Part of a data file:
****

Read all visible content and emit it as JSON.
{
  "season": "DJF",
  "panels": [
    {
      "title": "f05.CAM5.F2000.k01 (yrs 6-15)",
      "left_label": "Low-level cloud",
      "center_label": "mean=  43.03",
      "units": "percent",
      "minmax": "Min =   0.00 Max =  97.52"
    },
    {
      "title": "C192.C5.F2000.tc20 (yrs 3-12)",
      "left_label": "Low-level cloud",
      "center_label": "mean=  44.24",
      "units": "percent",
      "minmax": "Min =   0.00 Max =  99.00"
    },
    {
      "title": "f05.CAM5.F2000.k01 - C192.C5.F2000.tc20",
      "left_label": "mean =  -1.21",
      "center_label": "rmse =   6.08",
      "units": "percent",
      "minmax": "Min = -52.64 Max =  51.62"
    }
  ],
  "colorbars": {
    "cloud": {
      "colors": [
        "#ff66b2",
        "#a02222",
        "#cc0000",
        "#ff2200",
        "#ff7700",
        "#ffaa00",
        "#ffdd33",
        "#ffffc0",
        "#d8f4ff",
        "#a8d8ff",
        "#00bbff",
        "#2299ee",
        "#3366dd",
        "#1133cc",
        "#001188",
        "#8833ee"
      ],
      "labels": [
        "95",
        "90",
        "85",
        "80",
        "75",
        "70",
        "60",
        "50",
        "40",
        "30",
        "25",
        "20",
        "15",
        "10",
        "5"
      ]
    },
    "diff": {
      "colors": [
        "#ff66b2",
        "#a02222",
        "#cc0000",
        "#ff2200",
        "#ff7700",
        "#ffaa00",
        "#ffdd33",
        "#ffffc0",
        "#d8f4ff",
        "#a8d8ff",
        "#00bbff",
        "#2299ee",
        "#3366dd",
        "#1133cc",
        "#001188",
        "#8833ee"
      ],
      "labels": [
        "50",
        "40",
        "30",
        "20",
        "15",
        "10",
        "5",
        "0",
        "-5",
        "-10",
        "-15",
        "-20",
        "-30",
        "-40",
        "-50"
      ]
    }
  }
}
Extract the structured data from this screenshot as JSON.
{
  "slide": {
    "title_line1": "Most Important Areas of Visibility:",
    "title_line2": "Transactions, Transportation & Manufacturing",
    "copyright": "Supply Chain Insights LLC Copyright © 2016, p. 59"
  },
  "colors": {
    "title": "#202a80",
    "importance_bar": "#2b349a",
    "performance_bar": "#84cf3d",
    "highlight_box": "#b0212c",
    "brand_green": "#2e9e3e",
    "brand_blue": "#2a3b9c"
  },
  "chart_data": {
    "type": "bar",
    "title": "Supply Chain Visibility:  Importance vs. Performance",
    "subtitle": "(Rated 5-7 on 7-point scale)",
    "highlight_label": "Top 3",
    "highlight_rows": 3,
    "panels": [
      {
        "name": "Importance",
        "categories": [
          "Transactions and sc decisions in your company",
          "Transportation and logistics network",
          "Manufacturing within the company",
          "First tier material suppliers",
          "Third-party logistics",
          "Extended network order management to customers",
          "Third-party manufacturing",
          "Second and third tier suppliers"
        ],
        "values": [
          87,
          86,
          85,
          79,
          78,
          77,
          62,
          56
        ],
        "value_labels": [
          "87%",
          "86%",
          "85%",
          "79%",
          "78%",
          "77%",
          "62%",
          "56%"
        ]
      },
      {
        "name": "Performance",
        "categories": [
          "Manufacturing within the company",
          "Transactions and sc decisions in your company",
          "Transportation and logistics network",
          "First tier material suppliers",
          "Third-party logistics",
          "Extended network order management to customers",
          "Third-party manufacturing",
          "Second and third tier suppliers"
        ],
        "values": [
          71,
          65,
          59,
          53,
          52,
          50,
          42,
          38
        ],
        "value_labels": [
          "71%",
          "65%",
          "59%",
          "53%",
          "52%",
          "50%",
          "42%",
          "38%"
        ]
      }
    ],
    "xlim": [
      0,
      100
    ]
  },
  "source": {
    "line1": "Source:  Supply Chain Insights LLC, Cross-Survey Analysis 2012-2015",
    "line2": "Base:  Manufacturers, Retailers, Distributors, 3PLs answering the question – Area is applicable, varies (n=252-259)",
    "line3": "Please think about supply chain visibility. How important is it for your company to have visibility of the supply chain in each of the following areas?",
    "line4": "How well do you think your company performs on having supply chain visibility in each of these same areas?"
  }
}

****

→ EXERCISE
Write out the records above again, keeping each one identical to the original.

→ ANSWER TO THIS PROBLEM
Read all visible content and emit it as JSON.
{
  "season": "DJF",
  "panels": [
    {
      "title": "f05.CAM5.F2000.k01 (yrs 6-15)",
      "left_label": "Low-level cloud",
      "center_label": "mean=  43.03",
      "units": "percent",
      "minmax": "Min =   0.00 Max =  97.52"
    },
    {
      "title": "C192.C5.F2000.tc20 (yrs 3-12)",
      "left_label": "Low-level cloud",
      "center_label": "mean=  44.24",
      "units": "percent",
      "minmax": "Min =   0.00 Max =  99.00"
    },
    {
      "title": "f05.CAM5.F2000.k01 - C192.C5.F2000.tc20",
      "left_label": "mean =  -1.21",
      "center_label": "rmse =   6.08",
      "units": "percent",
      "minmax": "Min = -52.64 Max =  51.62"
    }
  ],
  "colorbars": {
    "cloud": {
      "colors": [
        "#ff66b2",
        "#a02222",
        "#cc0000",
        "#ff2200",
        "#ff7700",
        "#ffaa00",
        "#ffdd33",
        "#ffffc0",
        "#d8f4ff",
        "#a8d8ff",
        "#00bbff",
        "#2299ee",
        "#3366dd",
        "#1133cc",
        "#001188",
        "#8833ee"
      ],
      "labels": [
        "95",
        "90",
        "85",
        "80",
        "75",
        "70",
        "60",
        "50",
        "40",
        "30",
        "25",
        "20",
        "15",
        "10",
        "5"
      ]
    },
    "diff": {
      "colors": [
        "#ff66b2",
        "#a02222",
        "#cc0000",
        "#ff2200",
        "#ff7700",
        "#ffaa00",
        "#ffdd33",
        "#ffffc0",
        "#d8f4ff",
        "#a8d8ff",
        "#00bbff",
        "#2299ee",
        "#3366dd",
        "#1133cc",
        "#001188",
        "#8833ee"
      ],
      "labels": [
        "50",
        "40",
        "30",
        "20",
        "15",
        "10",
        "5",
        "0",
        "-5",
        "-10",
        "-15",
        "-20",
        "-30",
        "-40",
        "-50"
      ]
    }
  }
}
Extract the structured data from this screenshot as JSON.
{
  "slide": {
    "title_line1": "Most Important Areas of Visibility:",
    "title_line2": "Transactions, Transportation & Manufacturing",
    "copyright": "Supply Chain Insights LLC Copyright © 2016, p. 59"
  },
  "colors": {
    "title": "#202a80",
    "importance_bar": "#2b349a",
    "performance_bar": "#84cf3d",
    "highlight_box": "#b0212c",
    "brand_green": "#2e9e3e",
    "brand_blue": "#2a3b9c"
  },
  "chart_data": {
    "type": "bar",
    "title": "Supply Chain Visibility:  Importance vs. Performance",
    "subtitle": "(Rated 5-7 on 7-point scale)",
    "highlight_label": "Top 3",
    "highlight_rows": 3,
    "panels": [
      {
        "name": "Importance",
        "categories": [
          "Transactions and sc decisions in your company",
          "Transportation and logistics network",
          "Manufacturing within the company",
          "First tier material suppliers",
          "Third-party logistics",
          "Extended network order management to customers",
          "Third-party manufacturing",
          "Second and third tier suppliers"
        ],
        "values": [
          87,
          86,
          85,
          79,
          78,
          77,
          62,
          56
        ],
        "value_labels": [
          "87%",
          "86%",
          "85%",
          "79%",
          "78%",
          "77%",
          "62%",
          "56%"
        ]
      },
      {
        "name": "Performance",
        "categories": [
          "Manufacturing within the company",
          "Transactions and sc decisions in your company",
          "Transportation and logistics network",
          "First tier material suppliers",
          "Third-party logistics",
          "Extended network order management to customers",
          "Third-party manufacturing",
          "Second and third tier suppliers"
        ],
        "values": [
          71,
          65,
          59,
          53,
          52,
          50,
          42,
          38
        ],
        "value_labels": [
          "71%",
          "65%",
          "59%",
          "53%",
          "52%",
          "50%",
          "42%",
          "38%"
        ]
      }
    ],
    "xlim": [
      0,
      100
    ]
  },
  "source": {
    "line1": "Source:  Supply Chain Insights LLC, Cross-Survey Analysis 2012-2015",
    "line2": "Base:  Manufacturers, Retailers, Distributors, 3PLs answering the question – Area is applicable, varies (n=252-259)",
    "line3": "Please think about supply chain visibility. How important is it for your company to have visibility of the supply chain in each of the following areas?",
    "line4": "How well do you think your company performs on having supply chain visibility in each of these same areas?"
  }
}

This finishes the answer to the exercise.